- _EXERCISE_
When you retype the data, keep every word exactly and include none of the pictures.

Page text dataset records
BEGIN

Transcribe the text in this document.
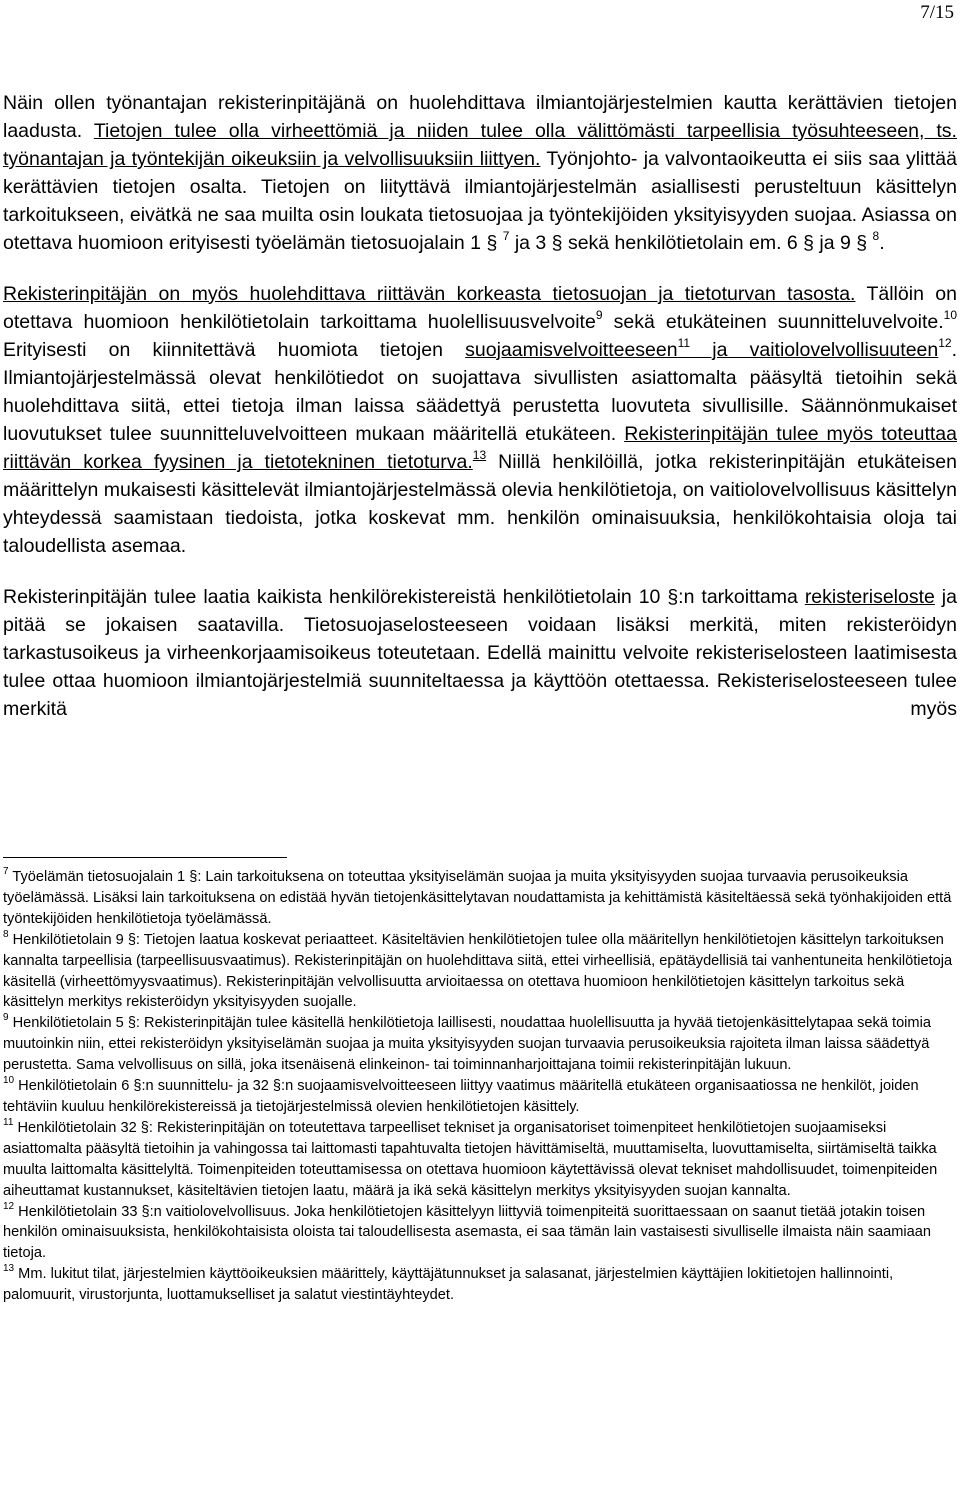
7/15

Näin ollen työnantajan rekisterinpitäjänä on huolehdittava ilmiantojärjestelmien kautta kerättävien tietojen laadusta. Tietojen tulee olla virheettömiä ja niiden tulee olla välittömästi tarpeellisia työsuhteeseen, ts. työnantajan ja työntekijän oikeuksiin ja velvollisuuksiin liittyen. Työnjohto- ja valvontaoikeutta ei siis saa ylittää kerättävien tietojen osalta. Tietojen on liityttävä ilmiantojärjestelmän asiallisesti perusteltuun käsittelyn tarkoitukseen, eivätkä ne saa muilta osin loukata tietosuojaa ja työntekijöiden yksityisyyden suojaa. Asiassa on otettava huomioon erityisesti työelämän tietosuojalain 1 § $^7$ ja 3 § sekä henkilötietolain em. 6 § ja 9 § $^8$.

Rekisterinpitäjän on myös huolehdittava riittävän korkeasta tietosuojan ja tietoturvan tasosta. Tällöin on otettava huomioon henkilötietolain tarkoittama huolellisuusvelvoite$^9$ sekä etukäteinen suunnitteluvelvoite.$^{10}$ Erityisesti on kiinnitettävä huomiota tietojen suojaamisvelvoitteeseen$^{11}$ ja vaitiolovelvollisuuteen$^{12}$. Ilmiantojärjestelmässä olevat henkilötiedot on suojattava sivullisten asiattomalta pääsyltä tietoihin sekä huolehdittava siitä, ettei tietoja ilman laissa säädettyä perustetta luovuteta sivullisille. Säännönmukaiset luovutukset tulee suunnitteluvelvoitteen mukaan määritellä etukäteen. Rekisterinpitäjän tulee myös toteuttaa riittävän korkea fyysinen ja tietotekninen tietoturva.$^{13}$ Niillä henkilöillä, jotka rekisterinpitäjän etukäteisen määrittelyn mukaisesti käsittelevät ilmiantojärjestelmässä olevia henkilötietoja, on vaitiolovelvollisuus käsittelyn yhteydessä saamistaan tiedoista, jotka koskevat mm. henkilön ominaisuuksia, henkilökohtaisia oloja tai taloudellista asemaa.

Rekisterinpitäjän tulee laatia kaikista henkilörekistereistä henkilötietolain 10 §:n tarkoittama rekisteriseloste ja pitää se jokaisen saatavilla. Tietosuojaselosteeseen voidaan lisäksi merkitä, miten rekisteröidyn tarkastusoikeus ja virheenkorjaamisoikeus toteutetaan. Edellä mainittu velvoite rekisteriselosteen laatimisesta tulee ottaa huomioon ilmiantojärjestelmiä suunniteltaessa ja käyttöön otettaessa. Rekisteriselosteeseen tulee merkitä myös

$^7$ Työelämän tietosuojalain 1 §: Lain tarkoituksena on toteuttaa yksityiselämän suojaa ja muita yksityisyyden suojaa turvaavia perusoikeuksia työelämässä. Lisäksi lain tarkoituksena on edistää hyvän tietojenkäsittelytavan noudattamista ja kehittämistä käsiteltäessä sekä työnhakijoiden että työntekijöiden henkilötietoja työelämässä.

$^8$ Henkilötietolain 9 §: Tietojen laatua koskevat periaatteet. Käsiteltävien henkilötietojen tulee olla määritellyn henkilötietojen käsittelyn tarkoituksen kannalta tarpeellisia (tarpeellisuusvaatimus). Rekisterinpitäjän on huolehdittava siitä, ettei virheellisiä, epätäydellisiä tai vanhentuneita henkilötietoja käsitellä (virheettömyysvaatimus). Rekisterinpitäjän velvollisuutta arvioitaessa on otettava huomioon henkilötietojen käsittelyn tarkoitus sekä käsittelyn merkitys rekisteröidyn yksityisyyden suojalle.

$^9$ Henkilötietolain 5 §: Rekisterinpitäjän tulee käsitellä henkilötietoja laillisesti, noudattaa huolellisuutta ja hyvää tietojenkäsittelytapaa sekä toimia muutoinkin niin, ettei rekisteröidyn yksityiselämän suojaa ja muita yksityisyyden suojan turvaavia perusoikeuksia rajoiteta ilman laissa säädettyä perustetta. Sama velvollisuus on sillä, joka itsenäisenä elinkeinon- tai toiminnanharjoittajana toimii rekisterinpitäjän lukuun.

$^{10}$ Henkilötietolain 6 §:n suunnittelu- ja 32 §:n suojaamisvelvoitteeseen liittyy vaatimus määritellä etukäteen organisaatiossa ne henkilöt, joiden tehtäviin kuuluu henkilörekistereissä ja tietojärjestelmissä olevien henkilötietojen käsittely.

$^{11}$ Henkilötietolain 32 §: Rekisterinpitäjän on toteutettava tarpeelliset tekniset ja organisatoriset toimenpiteet henkilötietojen suojaamiseksi asiattomalta pääsyltä tietoihin ja vahingossa tai laittomasti tapahtuvalta tietojen hävittämiseltä, muuttamiselta, luovuttamiselta, siirtämiseltä taikka muulta laittomalta käsittelyltä. Toimenpiteiden toteuttamisessa on otettava huomioon käytettävissä olevat tekniset mahdollisuudet, toimenpiteiden aiheuttamat kustannukset, käsiteltävien tietojen laatu, määrä ja ikä sekä käsittelyn merkitys yksityisyyden suojan kannalta.

$^{12}$ Henkilötietolain 33 §:n vaitiolovelvollisuus. Joka henkilötietojen käsittelyyn liittyviä toimenpiteitä suorittaessaan on saanut tietää jotakin toisen henkilön ominaisuuksista, henkilökohtaisista oloista tai taloudellisesta asemasta, ei saa tämän lain vastaisesti sivulliselle ilmaista näin saamiaan tietoja.

$^{13}$ Mm. lukitut tilat, järjestelmien käyttöoikeuksien määrittely, käyttäjätunnukset ja salasanat, järjestelmien käyttäjien lokitietojen hallinnointi, palomuurit, virustorjunta, luottamukselliset ja salatut viestintäyhteydet.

END

- _OUTPUT FOR THIS EXERCISE_
Transcribe the text in this document.
7/15

Näin ollen työnantajan rekisterinpitäjänä on huolehdittava ilmiantojärjestelmien kautta kerättävien tietojen laadusta. Tietojen tulee olla virheettömiä ja niiden tulee olla välittömästi tarpeellisia työsuhteeseen, ts. työnantajan ja työntekijän oikeuksiin ja velvollisuuksiin liittyen. Työnjohto- ja valvontaoikeutta ei siis saa ylittää kerättävien tietojen osalta. Tietojen on liityttävä ilmiantojärjestelmän asiallisesti perusteltuun käsittelyn tarkoitukseen, eivätkä ne saa muilta osin loukata tietosuojaa ja työntekijöiden yksityisyyden suojaa. Asiassa on otettava huomioon erityisesti työelämän tietosuojalain 1 § $^7$ ja 3 § sekä henkilötietolain em. 6 § ja 9 § $^8$.

Rekisterinpitäjän on myös huolehdittava riittävän korkeasta tietosuojan ja tietoturvan tasosta. Tällöin on otettava huomioon henkilötietolain tarkoittama huolellisuusvelvoite$^9$ sekä etukäteinen suunnitteluvelvoite.$^{10}$ Erityisesti on kiinnitettävä huomiota tietojen suojaamisvelvoitteeseen$^{11}$ ja vaitiolovelvollisuuteen$^{12}$. Ilmiantojärjestelmässä olevat henkilötiedot on suojattava sivullisten asiattomalta pääsyltä tietoihin sekä huolehdittava siitä, ettei tietoja ilman laissa säädettyä perustetta luovuteta sivullisille. Säännönmukaiset luovutukset tulee suunnitteluvelvoitteen mukaan määritellä etukäteen. Rekisterinpitäjän tulee myös toteuttaa riittävän korkea fyysinen ja tietotekninen tietoturva.$^{13}$ Niillä henkilöillä, jotka rekisterinpitäjän etukäteisen määrittelyn mukaisesti käsittelevät ilmiantojärjestelmässä olevia henkilötietoja, on vaitiolovelvollisuus käsittelyn yhteydessä saamistaan tiedoista, jotka koskevat mm. henkilön ominaisuuksia, henkilökohtaisia oloja tai taloudellista asemaa.

Rekisterinpitäjän tulee laatia kaikista henkilörekistereistä henkilötietolain 10 §:n tarkoittama rekisteriseloste ja pitää se jokaisen saatavilla. Tietosuojaselosteeseen voidaan lisäksi merkitä, miten rekisteröidyn tarkastusoikeus ja virheenkorjaamisoikeus toteutetaan. Edellä mainittu velvoite rekisteriselosteen laatimisesta tulee ottaa huomioon ilmiantojärjestelmiä suunniteltaessa ja käyttöön otettaessa. Rekisteriselosteeseen tulee merkitä myös

$^7$ Työelämän tietosuojalain 1 §: Lain tarkoituksena on toteuttaa yksityiselämän suojaa ja muita yksityisyyden suojaa turvaavia perusoikeuksia työelämässä. Lisäksi lain tarkoituksena on edistää hyvän tietojenkäsittelytavan noudattamista ja kehittämistä käsiteltäessä sekä työnhakijoiden että työntekijöiden henkilötietoja työelämässä.

$^8$ Henkilötietolain 9 §: Tietojen laatua koskevat periaatteet. Käsiteltävien henkilötietojen tulee olla määritellyn henkilötietojen käsittelyn tarkoituksen kannalta tarpeellisia (tarpeellisuusvaatimus). Rekisterinpitäjän on huolehdittava siitä, ettei virheellisiä, epätäydellisiä tai vanhentuneita henkilötietoja käsitellä (virheettömyysvaatimus). Rekisterinpitäjän velvollisuutta arvioitaessa on otettava huomioon henkilötietojen käsittelyn tarkoitus sekä käsittelyn merkitys rekisteröidyn yksityisyyden suojalle.

$^9$ Henkilötietolain 5 §: Rekisterinpitäjän tulee käsitellä henkilötietoja laillisesti, noudattaa huolellisuutta ja hyvää tietojenkäsittelytapaa sekä toimia muutoinkin niin, ettei rekisteröidyn yksityiselämän suojaa ja muita yksityisyyden suojan turvaavia perusoikeuksia rajoiteta ilman laissa säädettyä perustetta. Sama velvollisuus on sillä, joka itsenäisenä elinkeinon- tai toiminnanharjoittajana toimii rekisterinpitäjän lukuun.

$^{10}$ Henkilötietolain 6 §:n suunnittelu- ja 32 §:n suojaamisvelvoitteeseen liittyy vaatimus määritellä etukäteen organisaatiossa ne henkilöt, joiden tehtäviin kuuluu henkilörekistereissä ja tietojärjestelmissä olevien henkilötietojen käsittely.

$^{11}$ Henkilötietolain 32 §: Rekisterinpitäjän on toteutettava tarpeelliset tekniset ja organisatoriset toimenpiteet henkilötietojen suojaamiseksi asiattomalta pääsyltä tietoihin ja vahingossa tai laittomasti tapahtuvalta tietojen hävittämiseltä, muuttamiselta, luovuttamiselta, siirtämiseltä taikka muulta laittomalta käsittelyltä. Toimenpiteiden toteuttamisessa on otettava huomioon käytettävissä olevat tekniset mahdollisuudet, toimenpiteiden aiheuttamat kustannukset, käsiteltävien tietojen laatu, määrä ja ikä sekä käsittelyn merkitys yksityisyyden suojan kannalta.

$^{12}$ Henkilötietolain 33 §:n vaitiolovelvollisuus. Joka henkilötietojen käsittelyyn liittyviä toimenpiteitä suorittaessaan on saanut tietää jotakin toisen henkilön ominaisuuksista, henkilökohtaisista oloista tai taloudellisesta asemasta, ei saa tämän lain vastaisesti sivulliselle ilmaista näin saamiaan tietoja.

$^{13}$ Mm. lukitut tilat, järjestelmien käyttöoikeuksien määrittely, käyttäjätunnukset ja salasanat, järjestelmien käyttäjien lokitietojen hallinnointi, palomuurit, virustorjunta, luottamukselliset ja salatut viestintäyhteydet.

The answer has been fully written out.